** Instruction **
From the records, pick out and copy each line containing "Daily".

** START **

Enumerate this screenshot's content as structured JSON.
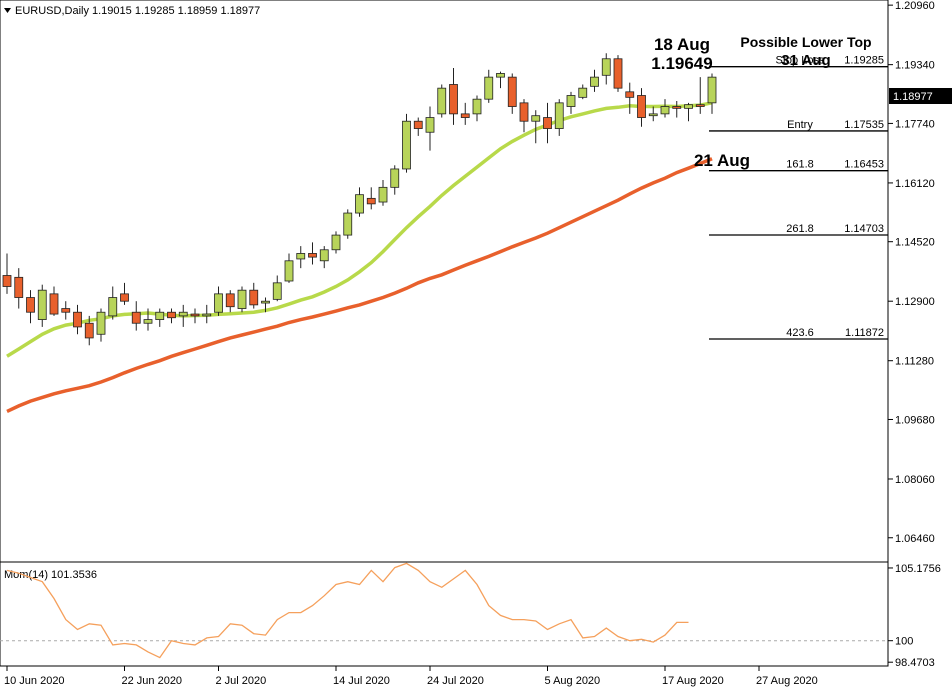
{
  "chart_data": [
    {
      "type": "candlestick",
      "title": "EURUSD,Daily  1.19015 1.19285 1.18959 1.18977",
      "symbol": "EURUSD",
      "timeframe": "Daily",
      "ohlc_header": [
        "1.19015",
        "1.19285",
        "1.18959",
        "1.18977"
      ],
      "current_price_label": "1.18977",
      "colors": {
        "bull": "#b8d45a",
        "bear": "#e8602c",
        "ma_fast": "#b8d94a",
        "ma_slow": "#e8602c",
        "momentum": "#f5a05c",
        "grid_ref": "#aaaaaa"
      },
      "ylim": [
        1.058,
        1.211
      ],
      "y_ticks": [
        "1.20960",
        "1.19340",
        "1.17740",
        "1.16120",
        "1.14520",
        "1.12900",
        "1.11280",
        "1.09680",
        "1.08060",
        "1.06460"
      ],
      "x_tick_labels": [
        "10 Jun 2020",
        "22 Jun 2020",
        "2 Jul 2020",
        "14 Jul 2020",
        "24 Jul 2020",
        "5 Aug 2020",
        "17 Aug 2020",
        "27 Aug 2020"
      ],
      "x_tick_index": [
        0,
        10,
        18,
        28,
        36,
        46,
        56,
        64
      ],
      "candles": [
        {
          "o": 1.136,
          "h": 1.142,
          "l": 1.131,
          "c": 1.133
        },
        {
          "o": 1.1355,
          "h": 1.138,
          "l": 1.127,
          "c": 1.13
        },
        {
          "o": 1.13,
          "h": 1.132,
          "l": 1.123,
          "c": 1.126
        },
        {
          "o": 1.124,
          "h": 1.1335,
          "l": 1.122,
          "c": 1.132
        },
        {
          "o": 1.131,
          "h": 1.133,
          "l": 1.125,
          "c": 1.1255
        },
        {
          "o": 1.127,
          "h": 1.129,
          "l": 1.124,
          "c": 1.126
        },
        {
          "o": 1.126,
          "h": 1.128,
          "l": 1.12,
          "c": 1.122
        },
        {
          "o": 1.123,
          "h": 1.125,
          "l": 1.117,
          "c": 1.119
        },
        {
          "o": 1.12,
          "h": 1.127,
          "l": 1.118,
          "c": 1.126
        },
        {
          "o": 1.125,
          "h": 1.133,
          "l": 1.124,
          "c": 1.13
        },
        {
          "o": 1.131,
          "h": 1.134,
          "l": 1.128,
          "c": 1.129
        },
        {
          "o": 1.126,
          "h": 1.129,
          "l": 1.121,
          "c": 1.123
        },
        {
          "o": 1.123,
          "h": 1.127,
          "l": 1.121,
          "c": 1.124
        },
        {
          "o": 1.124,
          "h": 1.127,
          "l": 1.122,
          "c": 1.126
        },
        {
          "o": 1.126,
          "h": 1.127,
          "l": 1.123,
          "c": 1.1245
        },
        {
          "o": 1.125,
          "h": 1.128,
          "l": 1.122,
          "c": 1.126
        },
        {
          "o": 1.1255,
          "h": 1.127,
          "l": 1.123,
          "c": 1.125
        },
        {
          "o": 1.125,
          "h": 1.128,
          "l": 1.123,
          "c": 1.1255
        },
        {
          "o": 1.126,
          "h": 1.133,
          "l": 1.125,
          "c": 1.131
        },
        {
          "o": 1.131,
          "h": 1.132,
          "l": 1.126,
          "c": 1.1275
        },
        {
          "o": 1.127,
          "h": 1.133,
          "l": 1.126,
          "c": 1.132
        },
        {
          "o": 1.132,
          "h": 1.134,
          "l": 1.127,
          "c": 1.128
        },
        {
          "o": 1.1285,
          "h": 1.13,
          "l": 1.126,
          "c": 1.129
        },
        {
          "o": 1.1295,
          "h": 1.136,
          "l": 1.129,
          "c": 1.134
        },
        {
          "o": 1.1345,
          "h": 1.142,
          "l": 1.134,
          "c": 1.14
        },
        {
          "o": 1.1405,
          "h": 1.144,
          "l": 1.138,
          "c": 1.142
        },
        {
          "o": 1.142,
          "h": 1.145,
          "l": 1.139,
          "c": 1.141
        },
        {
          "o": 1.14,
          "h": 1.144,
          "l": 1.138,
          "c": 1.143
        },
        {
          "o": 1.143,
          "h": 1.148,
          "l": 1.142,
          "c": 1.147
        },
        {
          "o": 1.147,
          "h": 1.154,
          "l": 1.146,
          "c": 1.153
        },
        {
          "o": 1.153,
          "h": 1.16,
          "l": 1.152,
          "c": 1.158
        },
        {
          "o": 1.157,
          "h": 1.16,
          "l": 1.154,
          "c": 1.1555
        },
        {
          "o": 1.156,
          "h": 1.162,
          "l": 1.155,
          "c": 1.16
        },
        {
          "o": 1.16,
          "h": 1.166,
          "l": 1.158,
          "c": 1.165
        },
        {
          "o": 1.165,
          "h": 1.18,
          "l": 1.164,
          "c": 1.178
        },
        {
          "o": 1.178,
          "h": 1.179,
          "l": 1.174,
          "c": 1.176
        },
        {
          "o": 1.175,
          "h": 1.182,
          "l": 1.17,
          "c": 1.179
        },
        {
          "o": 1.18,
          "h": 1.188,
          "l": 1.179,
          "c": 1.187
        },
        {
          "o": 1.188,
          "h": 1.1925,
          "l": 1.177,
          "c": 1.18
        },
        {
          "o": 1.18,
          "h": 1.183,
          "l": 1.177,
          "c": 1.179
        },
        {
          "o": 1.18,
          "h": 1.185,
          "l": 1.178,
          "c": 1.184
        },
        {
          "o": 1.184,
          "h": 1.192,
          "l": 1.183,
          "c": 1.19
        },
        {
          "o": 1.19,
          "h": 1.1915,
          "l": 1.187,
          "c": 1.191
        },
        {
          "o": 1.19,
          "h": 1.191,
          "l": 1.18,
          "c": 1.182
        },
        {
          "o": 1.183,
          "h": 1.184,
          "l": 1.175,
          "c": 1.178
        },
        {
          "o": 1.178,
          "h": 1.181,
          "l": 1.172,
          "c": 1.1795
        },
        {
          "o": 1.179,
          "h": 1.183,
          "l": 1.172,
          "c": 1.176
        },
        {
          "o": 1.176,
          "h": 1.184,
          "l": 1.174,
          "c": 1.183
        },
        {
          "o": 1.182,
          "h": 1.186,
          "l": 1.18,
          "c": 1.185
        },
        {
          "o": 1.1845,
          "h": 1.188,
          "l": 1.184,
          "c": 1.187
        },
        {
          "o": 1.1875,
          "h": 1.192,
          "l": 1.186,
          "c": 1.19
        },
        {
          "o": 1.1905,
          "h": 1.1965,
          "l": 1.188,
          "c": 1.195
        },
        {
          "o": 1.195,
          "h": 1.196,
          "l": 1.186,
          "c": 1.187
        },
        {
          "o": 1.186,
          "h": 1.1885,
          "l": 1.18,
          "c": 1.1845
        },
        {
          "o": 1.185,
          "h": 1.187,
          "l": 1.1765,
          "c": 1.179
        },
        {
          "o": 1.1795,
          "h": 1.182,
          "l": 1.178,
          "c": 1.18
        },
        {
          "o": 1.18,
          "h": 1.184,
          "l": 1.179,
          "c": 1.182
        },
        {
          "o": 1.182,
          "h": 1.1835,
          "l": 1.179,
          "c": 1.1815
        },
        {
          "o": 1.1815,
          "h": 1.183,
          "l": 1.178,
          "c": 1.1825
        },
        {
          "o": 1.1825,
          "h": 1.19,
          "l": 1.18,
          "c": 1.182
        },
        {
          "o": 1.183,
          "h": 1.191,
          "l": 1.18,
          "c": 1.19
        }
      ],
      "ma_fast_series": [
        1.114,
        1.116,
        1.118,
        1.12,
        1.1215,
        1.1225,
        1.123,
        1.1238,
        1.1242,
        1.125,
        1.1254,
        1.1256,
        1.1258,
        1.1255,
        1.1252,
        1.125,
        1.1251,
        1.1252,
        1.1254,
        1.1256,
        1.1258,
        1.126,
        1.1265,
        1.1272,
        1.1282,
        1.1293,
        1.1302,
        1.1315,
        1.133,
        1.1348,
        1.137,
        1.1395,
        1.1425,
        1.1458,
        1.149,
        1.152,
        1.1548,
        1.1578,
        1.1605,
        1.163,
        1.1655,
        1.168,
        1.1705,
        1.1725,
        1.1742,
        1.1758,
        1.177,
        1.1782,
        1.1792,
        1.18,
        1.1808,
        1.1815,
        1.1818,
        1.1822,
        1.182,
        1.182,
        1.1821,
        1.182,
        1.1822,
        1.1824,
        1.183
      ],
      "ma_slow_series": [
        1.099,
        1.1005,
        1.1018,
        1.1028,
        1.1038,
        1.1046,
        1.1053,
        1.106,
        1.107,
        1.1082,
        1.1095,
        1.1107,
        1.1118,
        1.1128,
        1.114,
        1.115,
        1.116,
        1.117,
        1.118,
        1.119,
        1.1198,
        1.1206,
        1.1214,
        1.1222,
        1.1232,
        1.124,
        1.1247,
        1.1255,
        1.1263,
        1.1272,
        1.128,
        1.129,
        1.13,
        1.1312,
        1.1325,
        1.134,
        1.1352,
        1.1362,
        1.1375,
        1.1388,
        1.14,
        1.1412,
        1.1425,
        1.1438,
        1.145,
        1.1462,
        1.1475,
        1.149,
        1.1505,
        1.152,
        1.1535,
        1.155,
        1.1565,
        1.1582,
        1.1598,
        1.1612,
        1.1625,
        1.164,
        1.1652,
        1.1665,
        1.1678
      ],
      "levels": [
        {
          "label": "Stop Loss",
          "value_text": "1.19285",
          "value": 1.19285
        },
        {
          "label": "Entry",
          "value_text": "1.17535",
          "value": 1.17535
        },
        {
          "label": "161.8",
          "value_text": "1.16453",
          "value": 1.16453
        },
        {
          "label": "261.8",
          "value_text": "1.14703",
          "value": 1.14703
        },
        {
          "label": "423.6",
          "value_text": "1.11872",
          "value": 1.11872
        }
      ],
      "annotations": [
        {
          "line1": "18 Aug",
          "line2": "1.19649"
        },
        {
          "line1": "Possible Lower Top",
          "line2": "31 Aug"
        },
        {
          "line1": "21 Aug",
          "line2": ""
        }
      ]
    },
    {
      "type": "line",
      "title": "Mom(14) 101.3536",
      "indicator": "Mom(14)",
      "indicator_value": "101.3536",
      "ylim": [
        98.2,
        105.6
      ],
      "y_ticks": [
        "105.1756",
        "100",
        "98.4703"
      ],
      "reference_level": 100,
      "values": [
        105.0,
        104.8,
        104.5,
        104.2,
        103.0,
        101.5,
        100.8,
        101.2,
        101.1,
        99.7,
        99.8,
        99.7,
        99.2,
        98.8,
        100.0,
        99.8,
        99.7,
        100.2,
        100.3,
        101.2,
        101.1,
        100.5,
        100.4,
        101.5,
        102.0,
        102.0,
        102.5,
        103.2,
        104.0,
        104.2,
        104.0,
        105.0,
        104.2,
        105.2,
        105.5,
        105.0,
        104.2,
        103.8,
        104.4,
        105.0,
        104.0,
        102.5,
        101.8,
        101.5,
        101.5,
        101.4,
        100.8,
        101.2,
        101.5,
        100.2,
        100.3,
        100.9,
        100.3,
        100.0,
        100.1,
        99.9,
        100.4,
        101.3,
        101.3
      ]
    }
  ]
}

** END **
** START **

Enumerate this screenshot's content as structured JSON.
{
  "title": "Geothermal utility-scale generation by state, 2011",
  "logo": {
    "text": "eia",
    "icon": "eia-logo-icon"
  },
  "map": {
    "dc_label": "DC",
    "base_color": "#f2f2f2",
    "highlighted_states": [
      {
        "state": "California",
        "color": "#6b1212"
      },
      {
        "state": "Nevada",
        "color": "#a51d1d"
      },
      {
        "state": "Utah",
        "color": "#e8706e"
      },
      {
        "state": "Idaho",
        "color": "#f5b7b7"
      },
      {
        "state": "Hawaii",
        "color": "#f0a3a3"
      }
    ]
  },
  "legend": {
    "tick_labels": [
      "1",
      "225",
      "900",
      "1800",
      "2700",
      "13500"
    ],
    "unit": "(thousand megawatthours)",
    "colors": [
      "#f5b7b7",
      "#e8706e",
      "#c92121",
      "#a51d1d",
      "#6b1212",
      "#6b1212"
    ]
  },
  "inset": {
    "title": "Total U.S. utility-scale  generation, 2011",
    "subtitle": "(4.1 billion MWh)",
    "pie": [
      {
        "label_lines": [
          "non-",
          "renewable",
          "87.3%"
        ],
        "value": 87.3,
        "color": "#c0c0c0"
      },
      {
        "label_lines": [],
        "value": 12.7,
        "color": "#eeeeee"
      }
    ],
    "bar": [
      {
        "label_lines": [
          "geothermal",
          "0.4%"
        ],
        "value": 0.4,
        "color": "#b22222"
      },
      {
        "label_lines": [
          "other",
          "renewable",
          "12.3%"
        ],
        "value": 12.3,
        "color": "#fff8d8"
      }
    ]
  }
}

** END **

** Task output **
      "title": "EURUSD,Daily  1.19015 1.19285 1.18959 1.18977",
      "timeframe": "Daily",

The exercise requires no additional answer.